To do:
Retype the records that come next, word for word.

Given information:
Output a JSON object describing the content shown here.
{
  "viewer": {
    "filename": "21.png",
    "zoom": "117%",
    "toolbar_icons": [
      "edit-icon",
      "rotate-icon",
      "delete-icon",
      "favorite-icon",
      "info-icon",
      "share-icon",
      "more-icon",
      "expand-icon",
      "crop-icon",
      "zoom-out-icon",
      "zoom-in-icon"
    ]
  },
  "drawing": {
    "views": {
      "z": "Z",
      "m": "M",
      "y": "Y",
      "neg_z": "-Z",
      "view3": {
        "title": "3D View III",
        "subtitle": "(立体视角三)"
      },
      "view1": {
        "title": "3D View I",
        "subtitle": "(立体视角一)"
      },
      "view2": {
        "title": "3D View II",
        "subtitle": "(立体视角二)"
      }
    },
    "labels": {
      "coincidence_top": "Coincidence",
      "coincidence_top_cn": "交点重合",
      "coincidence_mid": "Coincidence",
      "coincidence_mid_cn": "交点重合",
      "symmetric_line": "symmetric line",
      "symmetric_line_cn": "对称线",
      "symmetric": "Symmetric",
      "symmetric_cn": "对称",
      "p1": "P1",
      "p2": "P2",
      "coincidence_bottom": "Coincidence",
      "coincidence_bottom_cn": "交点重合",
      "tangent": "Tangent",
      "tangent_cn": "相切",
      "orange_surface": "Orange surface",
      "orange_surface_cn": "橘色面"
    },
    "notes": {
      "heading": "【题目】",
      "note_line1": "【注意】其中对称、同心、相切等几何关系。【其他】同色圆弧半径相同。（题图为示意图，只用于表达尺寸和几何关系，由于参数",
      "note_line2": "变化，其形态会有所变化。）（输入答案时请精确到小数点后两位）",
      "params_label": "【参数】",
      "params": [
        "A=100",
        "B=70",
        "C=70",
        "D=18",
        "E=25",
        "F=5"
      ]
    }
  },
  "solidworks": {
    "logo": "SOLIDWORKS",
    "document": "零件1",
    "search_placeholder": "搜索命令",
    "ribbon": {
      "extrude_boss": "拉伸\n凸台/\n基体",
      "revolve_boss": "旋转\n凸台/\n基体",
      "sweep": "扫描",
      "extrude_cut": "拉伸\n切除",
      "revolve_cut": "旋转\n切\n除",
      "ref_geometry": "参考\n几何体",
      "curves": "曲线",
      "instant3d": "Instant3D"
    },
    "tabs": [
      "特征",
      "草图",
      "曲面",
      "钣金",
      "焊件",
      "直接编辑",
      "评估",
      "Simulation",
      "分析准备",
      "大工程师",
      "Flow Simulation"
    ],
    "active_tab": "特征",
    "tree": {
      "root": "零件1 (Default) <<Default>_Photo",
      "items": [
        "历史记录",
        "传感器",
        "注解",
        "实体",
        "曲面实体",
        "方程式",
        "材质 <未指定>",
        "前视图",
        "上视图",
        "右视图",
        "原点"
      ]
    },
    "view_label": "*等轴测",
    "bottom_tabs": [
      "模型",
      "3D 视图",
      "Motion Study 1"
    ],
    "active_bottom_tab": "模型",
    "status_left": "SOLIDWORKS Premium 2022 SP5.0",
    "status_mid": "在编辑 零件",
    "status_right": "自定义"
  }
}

Solution to the problem:
Output a JSON object describing the content shown here.
{
  "viewer": {
    "filename": "21.png",
    "zoom": "117%",
    "toolbar_icons": [
      "edit-icon",
      "rotate-icon",
      "delete-icon",
      "favorite-icon",
      "info-icon",
      "share-icon",
      "more-icon",
      "expand-icon",
      "crop-icon",
      "zoom-out-icon",
      "zoom-in-icon"
    ]
  },
  "drawing": {
    "views": {
      "z": "Z",
      "m": "M",
      "y": "Y",
      "neg_z": "-Z",
      "view3": {
        "title": "3D View III",
        "subtitle": "(立体视角三)"
      },
      "view1": {
        "title": "3D View I",
        "subtitle": "(立体视角一)"
      },
      "view2": {
        "title": "3D View II",
        "subtitle": "(立体视角二)"
      }
    },
    "labels": {
      "coincidence_top": "Coincidence",
      "coincidence_top_cn": "交点重合",
      "coincidence_mid": "Coincidence",
      "coincidence_mid_cn": "交点重合",
      "symmetric_line": "symmetric line",
      "symmetric_line_cn": "对称线",
      "symmetric": "Symmetric",
      "symmetric_cn": "对称",
      "p1": "P1",
      "p2": "P2",
      "coincidence_bottom": "Coincidence",
      "coincidence_bottom_cn": "交点重合",
      "tangent": "Tangent",
      "tangent_cn": "相切",
      "orange_surface": "Orange surface",
      "orange_surface_cn": "橘色面"
    },
    "notes": {
      "heading": "【题目】",
      "note_line1": "【注意】其中对称、同心、相切等几何关系。【其他】同色圆弧半径相同。（题图为示意图，只用于表达尺寸和几何关系，由于参数",
      "note_line2": "变化，其形态会有所变化。）（输入答案时请精确到小数点后两位）",
      "params_label": "【参数】",
      "params": [
        "A=100",
        "B=70",
        "C=70",
        "D=18",
        "E=25",
        "F=5"
      ]
    }
  },
  "solidworks": {
    "logo": "SOLIDWORKS",
    "document": "零件1",
    "search_placeholder": "搜索命令",
    "ribbon": {
      "extrude_boss": "拉伸\n凸台/\n基体",
      "revolve_boss": "旋转\n凸台/\n基体",
      "sweep": "扫描",
      "extrude_cut": "拉伸\n切除",
      "revolve_cut": "旋转\n切\n除",
      "ref_geometry": "参考\n几何体",
      "curves": "曲线",
      "instant3d": "Instant3D"
    },
    "tabs": [
      "特征",
      "草图",
      "曲面",
      "钣金",
      "焊件",
      "直接编辑",
      "评估",
      "Simulation",
      "分析准备",
      "大工程师",
      "Flow Simulation"
    ],
    "active_tab": "特征",
    "tree": {
      "root": "零件1 (Default) <<Default>_Photo",
      "items": [
        "历史记录",
        "传感器",
        "注解",
        "实体",
        "曲面实体",
        "方程式",
        "材质 <未指定>",
        "前视图",
        "上视图",
        "右视图",
        "原点"
      ]
    },
    "view_label": "*等轴测",
    "bottom_tabs": [
      "模型",
      "3D 视图",
      "Motion Study 1"
    ],
    "active_bottom_tab": "模型",
    "status_left": "SOLIDWORKS Premium 2022 SP5.0",
    "status_mid": "在编辑 零件",
    "status_right": "自定义"
  }
}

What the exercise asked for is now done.